TASK PROMPT: The records below need retyping in full; give them again exactly.

RECORDS TO USE:
--- --- ---

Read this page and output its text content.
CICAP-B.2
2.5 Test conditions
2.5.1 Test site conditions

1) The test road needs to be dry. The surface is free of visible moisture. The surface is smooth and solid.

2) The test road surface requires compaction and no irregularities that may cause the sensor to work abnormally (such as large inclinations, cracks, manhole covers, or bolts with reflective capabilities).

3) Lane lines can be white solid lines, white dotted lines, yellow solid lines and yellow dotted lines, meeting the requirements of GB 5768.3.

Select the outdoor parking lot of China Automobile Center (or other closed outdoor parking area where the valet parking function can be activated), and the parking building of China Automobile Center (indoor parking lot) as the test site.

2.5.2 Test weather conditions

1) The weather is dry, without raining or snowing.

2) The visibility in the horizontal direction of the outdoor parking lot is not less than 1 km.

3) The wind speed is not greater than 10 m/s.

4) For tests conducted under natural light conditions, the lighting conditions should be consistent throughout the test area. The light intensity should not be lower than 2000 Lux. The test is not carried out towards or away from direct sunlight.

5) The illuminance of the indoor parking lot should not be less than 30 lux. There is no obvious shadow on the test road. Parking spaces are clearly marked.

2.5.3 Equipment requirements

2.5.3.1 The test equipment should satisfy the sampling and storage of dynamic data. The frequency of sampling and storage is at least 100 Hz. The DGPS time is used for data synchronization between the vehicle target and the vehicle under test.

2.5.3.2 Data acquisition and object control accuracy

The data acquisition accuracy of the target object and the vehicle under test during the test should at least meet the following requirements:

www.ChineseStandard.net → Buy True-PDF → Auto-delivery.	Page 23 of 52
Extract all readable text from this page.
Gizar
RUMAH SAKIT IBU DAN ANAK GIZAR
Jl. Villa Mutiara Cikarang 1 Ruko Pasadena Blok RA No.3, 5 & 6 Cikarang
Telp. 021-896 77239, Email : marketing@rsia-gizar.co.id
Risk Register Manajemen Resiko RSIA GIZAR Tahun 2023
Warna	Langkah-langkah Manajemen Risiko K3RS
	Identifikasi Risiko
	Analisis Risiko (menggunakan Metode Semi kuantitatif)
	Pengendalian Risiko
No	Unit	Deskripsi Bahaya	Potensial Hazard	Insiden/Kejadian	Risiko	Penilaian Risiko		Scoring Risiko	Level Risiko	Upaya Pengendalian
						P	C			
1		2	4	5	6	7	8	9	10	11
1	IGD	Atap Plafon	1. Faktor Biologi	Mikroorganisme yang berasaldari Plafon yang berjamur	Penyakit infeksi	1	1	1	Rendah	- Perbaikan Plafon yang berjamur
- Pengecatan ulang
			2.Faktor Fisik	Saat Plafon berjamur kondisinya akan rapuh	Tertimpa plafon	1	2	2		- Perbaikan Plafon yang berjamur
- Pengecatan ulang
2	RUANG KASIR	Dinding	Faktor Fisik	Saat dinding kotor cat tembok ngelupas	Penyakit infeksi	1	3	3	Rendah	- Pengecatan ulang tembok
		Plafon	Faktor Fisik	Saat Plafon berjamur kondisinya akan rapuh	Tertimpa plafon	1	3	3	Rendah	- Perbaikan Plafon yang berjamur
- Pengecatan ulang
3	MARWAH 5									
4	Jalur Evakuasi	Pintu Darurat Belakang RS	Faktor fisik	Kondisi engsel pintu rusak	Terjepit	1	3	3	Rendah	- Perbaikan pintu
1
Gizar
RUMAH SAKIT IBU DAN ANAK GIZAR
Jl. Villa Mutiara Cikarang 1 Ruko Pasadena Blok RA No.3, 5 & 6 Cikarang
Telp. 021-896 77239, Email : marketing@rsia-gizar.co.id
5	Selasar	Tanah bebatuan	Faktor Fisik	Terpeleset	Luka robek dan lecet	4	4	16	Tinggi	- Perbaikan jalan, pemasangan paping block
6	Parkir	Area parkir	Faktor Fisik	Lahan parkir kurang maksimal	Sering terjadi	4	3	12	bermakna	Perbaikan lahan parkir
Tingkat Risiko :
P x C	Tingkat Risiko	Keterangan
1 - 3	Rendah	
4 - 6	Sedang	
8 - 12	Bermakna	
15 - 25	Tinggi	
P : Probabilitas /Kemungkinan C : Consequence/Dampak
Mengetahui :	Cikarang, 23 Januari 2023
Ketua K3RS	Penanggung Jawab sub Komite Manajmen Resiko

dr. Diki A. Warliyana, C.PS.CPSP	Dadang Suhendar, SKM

--- --- ---

TASK ANSWER:
Read this page and output its text content.
CICAP-B.2
2.5 Test conditions
2.5.1 Test site conditions

1) The test road needs to be dry. The surface is free of visible moisture. The surface is smooth and solid.

2) The test road surface requires compaction and no irregularities that may cause the sensor to work abnormally (such as large inclinations, cracks, manhole covers, or bolts with reflective capabilities).

3) Lane lines can be white solid lines, white dotted lines, yellow solid lines and yellow dotted lines, meeting the requirements of GB 5768.3.

Select the outdoor parking lot of China Automobile Center (or other closed outdoor parking area where the valet parking function can be activated), and the parking building of China Automobile Center (indoor parking lot) as the test site.

2.5.2 Test weather conditions

1) The weather is dry, without raining or snowing.

2) The visibility in the horizontal direction of the outdoor parking lot is not less than 1 km.

3) The wind speed is not greater than 10 m/s.

4) For tests conducted under natural light conditions, the lighting conditions should be consistent throughout the test area. The light intensity should not be lower than 2000 Lux. The test is not carried out towards or away from direct sunlight.

5) The illuminance of the indoor parking lot should not be less than 30 lux. There is no obvious shadow on the test road. Parking spaces are clearly marked.

2.5.3 Equipment requirements

2.5.3.1 The test equipment should satisfy the sampling and storage of dynamic data. The frequency of sampling and storage is at least 100 Hz. The DGPS time is used for data synchronization between the vehicle target and the vehicle under test.

2.5.3.2 Data acquisition and object control accuracy

The data acquisition accuracy of the target object and the vehicle under test during the test should at least meet the following requirements:

www.ChineseStandard.net → Buy True-PDF → Auto-delivery.	Page 23 of 52
Extract all readable text from this page.
Gizar
RUMAH SAKIT IBU DAN ANAK GIZAR
Jl. Villa Mutiara Cikarang 1 Ruko Pasadena Blok RA No.3, 5 & 6 Cikarang
Telp. 021-896 77239, Email : marketing@rsia-gizar.co.id
Risk Register Manajemen Resiko RSIA GIZAR Tahun 2023
Warna	Langkah-langkah Manajemen Risiko K3RS
	Identifikasi Risiko
	Analisis Risiko (menggunakan Metode Semi kuantitatif)
	Pengendalian Risiko
No	Unit	Deskripsi Bahaya	Potensial Hazard	Insiden/Kejadian	Risiko	Penilaian Risiko		Scoring Risiko	Level Risiko	Upaya Pengendalian
						P	C			
1		2	4	5	6	7	8	9	10	11
1	IGD	Atap Plafon	1. Faktor Biologi	Mikroorganisme yang berasaldari Plafon yang berjamur	Penyakit infeksi	1	1	1	Rendah	- Perbaikan Plafon yang berjamur
- Pengecatan ulang
			2.Faktor Fisik	Saat Plafon berjamur kondisinya akan rapuh	Tertimpa plafon	1	2	2		- Perbaikan Plafon yang berjamur
- Pengecatan ulang
2	RUANG KASIR	Dinding	Faktor Fisik	Saat dinding kotor cat tembok ngelupas	Penyakit infeksi	1	3	3	Rendah	- Pengecatan ulang tembok
		Plafon	Faktor Fisik	Saat Plafon berjamur kondisinya akan rapuh	Tertimpa plafon	1	3	3	Rendah	- Perbaikan Plafon yang berjamur
- Pengecatan ulang
3	MARWAH 5									
4	Jalur Evakuasi	Pintu Darurat Belakang RS	Faktor fisik	Kondisi engsel pintu rusak	Terjepit	1	3	3	Rendah	- Perbaikan pintu
1
Gizar
RUMAH SAKIT IBU DAN ANAK GIZAR
Jl. Villa Mutiara Cikarang 1 Ruko Pasadena Blok RA No.3, 5 & 6 Cikarang
Telp. 021-896 77239, Email : marketing@rsia-gizar.co.id
5	Selasar	Tanah bebatuan	Faktor Fisik	Terpeleset	Luka robek dan lecet	4	4	16	Tinggi	- Perbaikan jalan, pemasangan paping block
6	Parkir	Area parkir	Faktor Fisik	Lahan parkir kurang maksimal	Sering terjadi	4	3	12	bermakna	Perbaikan lahan parkir
Tingkat Risiko :
P x C	Tingkat Risiko	Keterangan
1 - 3	Rendah	
4 - 6	Sedang	
8 - 12	Bermakna	
15 - 25	Tinggi	
P : Probabilitas /Kemungkinan C : Consequence/Dampak
Mengetahui :	Cikarang, 23 Januari 2023
Ketua K3RS	Penanggung Jawab sub Komite Manajmen Resiko

dr. Diki A. Warliyana, C.PS.CPSP	Dadang Suhendar, SKM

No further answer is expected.